### ESTRATTO SCELTO

Mathieu Van der Poel. Vince perché anche questa classica è il suo giardino di casa, perché ha vinto le ultime due edizioni dopo un terzo e un nono posto, perché sulle pietre una volta gli può andar male ma due no. Non vince perché non si è ripreso bene da una leggera influenza.
Tadej Pogacar. Vince perché è l’unico al mondo che riesce a farlo su qualsiasi terreno, perché quando si mette in testa un obiettivo lo centra sempre, perché le sfide che sembrano impossibili sono quelle che lo motivano di più. Non vince perché da debuttante non gli basta soltanto la fortuna.
Filippo Ganna. Vince perché è la grande classica più adatta a lui, perché l’ha già vinta da under 23, perché ha stazza e forma per restare al passo dei più forti. Non vince perché sul pavé bisogna esser bravi a guidare e in caso di arrivo in volata rischia di trovare chi è più veloce.
Wout Van Aert. Vince perché è un altro che sulle pietre ha una marcia in più, perché nelle ultime due edizioni disputate ha chiuso sul podio, perché aver corso un Fiandre da primattore gli ha restituito anche morale. Non vince perché rispetto agli altri fenomeni gli manca ancora qualcosa.
Mads Pedersen. Vince perché è in un momento di forma pazzesca, perché ha tutto per conquistare una classica monumentale, perché può contare su partner di lusso come Stuyven e Milan. Non vince perché anche quando fa tutto bene trova sempre qualcuno che fa meglio di lui.
Jasper Philipsen. Vince perché con le pietre francesi ha confidenza, perché non si considera un semplice velocista ma uomo da classiche, perché nelle ultime due partecipazioni ha chiuso al secondo posto. Non vince perché ha corso poco e quando l’ha fatto non ha brillato.
Stefan Kung. Vince perché nelle corse al Nord fin qui è stato sempre davanti, perché in questa classica è tra i più esperti, perché nelle ultime tre partecipazioni ha chiuso regolarmente nei cinque con un podio. Non vince perché correre da protagonista non basta per arrivare al successo.
Biniam Girmay. Vince perché ha le caratteristiche giuste per questa corsa, perché è uno degli obiettivi che si è posto in carriera, perché in caso di arrivo in gruppetto è tra i più veloci. Non vince perché è al debutto e la mancanza di esperienza sul pavé è una difficoltà in più.
Oliver Naesen. Vince perché ha le qualità per esser protagonista, perché le nove edizioni disputate le ha concluse tutte, perché è di quelli che sul pavé si fanno sempre trovar pronti. Non vince perché l’influenza che gli ha fatto saltare il Fiandre potrebbe avergli tolto qualcosa.
Tim Merlier. Vince perché è il più vincente in stagione, perché oltre ad essere velocista è anche un uomo di fondo, perché con il compagno Lampaert è la carta migliore della Soudal. Non vince perché i favoriti terranno il ritmo alto anche per lasciare per strada quelli come lui.

######

ISTRUZIONI: Secondo l'estratto sui favoriti della classica, quale corridore l'ha già vinta da under 23?

### DATI MOSTRATI

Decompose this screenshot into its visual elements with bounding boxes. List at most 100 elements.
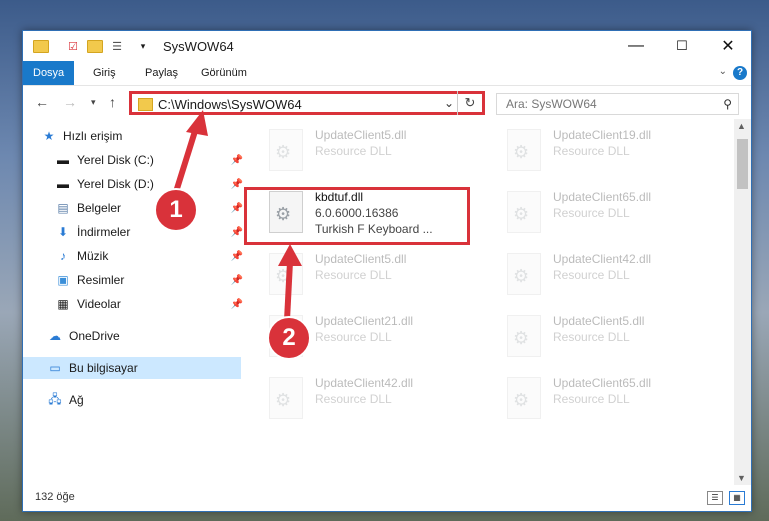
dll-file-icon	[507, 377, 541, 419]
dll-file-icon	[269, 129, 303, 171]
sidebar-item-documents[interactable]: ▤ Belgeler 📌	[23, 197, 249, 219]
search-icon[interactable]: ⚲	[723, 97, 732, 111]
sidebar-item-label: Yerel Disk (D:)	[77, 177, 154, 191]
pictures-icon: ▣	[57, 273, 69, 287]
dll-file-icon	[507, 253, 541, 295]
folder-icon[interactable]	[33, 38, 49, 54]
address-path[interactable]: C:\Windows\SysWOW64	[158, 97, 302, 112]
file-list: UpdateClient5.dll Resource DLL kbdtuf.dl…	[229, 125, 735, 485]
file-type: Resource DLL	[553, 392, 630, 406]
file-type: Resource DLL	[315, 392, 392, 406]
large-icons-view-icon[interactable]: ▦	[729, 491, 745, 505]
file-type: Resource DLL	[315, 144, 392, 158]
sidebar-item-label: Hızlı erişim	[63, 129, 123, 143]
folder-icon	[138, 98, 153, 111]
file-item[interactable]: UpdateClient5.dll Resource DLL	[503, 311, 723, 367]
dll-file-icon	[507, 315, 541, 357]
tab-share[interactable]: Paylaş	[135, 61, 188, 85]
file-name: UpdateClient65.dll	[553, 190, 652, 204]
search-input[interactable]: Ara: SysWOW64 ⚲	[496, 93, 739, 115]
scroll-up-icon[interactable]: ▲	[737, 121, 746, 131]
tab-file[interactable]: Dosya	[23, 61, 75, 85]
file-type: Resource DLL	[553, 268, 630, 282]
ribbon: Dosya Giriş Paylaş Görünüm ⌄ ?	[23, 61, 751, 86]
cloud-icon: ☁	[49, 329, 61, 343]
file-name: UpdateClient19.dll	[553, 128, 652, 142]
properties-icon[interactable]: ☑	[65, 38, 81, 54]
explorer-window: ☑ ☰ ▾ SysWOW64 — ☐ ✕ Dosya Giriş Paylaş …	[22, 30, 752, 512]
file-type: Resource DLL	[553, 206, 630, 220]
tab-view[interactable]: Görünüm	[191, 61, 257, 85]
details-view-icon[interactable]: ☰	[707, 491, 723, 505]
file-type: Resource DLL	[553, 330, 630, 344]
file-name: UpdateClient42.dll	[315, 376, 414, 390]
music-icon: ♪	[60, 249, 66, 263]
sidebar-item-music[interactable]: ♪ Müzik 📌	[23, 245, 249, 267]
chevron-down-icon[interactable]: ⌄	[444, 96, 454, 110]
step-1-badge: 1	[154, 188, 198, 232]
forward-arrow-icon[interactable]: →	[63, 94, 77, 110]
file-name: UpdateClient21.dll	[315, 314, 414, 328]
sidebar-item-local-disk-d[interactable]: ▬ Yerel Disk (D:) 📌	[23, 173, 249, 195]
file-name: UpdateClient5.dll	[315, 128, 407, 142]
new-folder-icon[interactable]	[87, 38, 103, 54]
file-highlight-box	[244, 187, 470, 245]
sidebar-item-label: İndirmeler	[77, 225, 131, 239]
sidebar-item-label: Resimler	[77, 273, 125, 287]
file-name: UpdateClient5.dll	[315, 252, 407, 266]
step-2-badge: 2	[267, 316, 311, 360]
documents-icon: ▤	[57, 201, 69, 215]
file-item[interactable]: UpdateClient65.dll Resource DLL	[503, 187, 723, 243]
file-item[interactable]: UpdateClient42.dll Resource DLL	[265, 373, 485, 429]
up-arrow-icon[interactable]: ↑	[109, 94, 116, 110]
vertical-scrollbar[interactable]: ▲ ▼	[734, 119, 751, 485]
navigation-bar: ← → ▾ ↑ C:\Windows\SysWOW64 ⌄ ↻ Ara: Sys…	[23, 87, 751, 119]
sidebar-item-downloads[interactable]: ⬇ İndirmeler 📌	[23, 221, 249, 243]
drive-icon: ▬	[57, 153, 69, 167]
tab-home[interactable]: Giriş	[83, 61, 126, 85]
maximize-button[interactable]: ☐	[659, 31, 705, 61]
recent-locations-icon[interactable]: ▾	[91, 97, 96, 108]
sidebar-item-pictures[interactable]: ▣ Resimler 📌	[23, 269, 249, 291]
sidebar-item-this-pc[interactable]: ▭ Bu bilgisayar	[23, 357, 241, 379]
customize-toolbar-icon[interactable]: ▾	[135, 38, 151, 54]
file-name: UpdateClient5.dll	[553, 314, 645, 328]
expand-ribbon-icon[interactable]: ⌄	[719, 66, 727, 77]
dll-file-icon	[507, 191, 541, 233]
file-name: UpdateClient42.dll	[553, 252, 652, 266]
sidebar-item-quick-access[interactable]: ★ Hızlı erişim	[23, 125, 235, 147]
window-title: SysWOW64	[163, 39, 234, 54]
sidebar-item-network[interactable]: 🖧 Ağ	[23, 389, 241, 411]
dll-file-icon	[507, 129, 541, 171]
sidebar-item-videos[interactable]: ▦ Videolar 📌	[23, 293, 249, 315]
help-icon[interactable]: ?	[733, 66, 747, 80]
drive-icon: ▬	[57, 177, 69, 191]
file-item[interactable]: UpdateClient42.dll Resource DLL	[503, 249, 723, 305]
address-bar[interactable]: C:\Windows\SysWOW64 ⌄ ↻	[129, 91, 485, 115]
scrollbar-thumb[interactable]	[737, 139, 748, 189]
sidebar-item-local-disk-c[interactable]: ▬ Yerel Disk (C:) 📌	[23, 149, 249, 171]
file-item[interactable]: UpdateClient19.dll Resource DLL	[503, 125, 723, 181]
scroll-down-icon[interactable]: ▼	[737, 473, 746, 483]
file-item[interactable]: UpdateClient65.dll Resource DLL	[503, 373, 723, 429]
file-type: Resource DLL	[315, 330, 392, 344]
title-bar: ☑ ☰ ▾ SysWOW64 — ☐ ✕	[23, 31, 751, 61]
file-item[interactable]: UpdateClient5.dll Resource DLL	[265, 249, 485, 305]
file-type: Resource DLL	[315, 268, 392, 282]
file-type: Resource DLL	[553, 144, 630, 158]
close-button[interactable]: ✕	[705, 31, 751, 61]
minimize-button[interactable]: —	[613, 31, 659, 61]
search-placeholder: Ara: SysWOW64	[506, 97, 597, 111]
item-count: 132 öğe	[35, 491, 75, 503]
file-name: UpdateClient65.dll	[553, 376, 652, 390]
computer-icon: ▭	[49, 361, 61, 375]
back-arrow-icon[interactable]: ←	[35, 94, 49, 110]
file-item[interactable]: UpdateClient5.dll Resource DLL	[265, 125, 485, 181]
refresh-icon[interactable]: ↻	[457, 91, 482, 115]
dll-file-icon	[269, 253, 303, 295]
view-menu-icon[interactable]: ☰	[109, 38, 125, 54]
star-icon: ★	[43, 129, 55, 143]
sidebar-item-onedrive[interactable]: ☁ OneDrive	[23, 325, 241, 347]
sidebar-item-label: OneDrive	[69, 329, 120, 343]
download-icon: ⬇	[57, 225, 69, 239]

######
### DATI MOSTRATI

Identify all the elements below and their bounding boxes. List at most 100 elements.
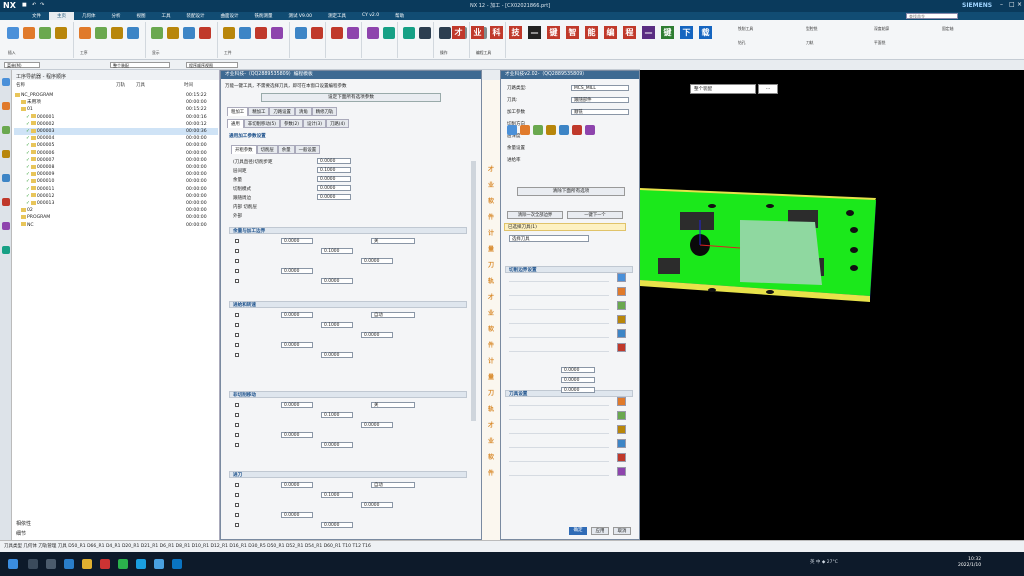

######

RISULTATO: Filippo Ganna.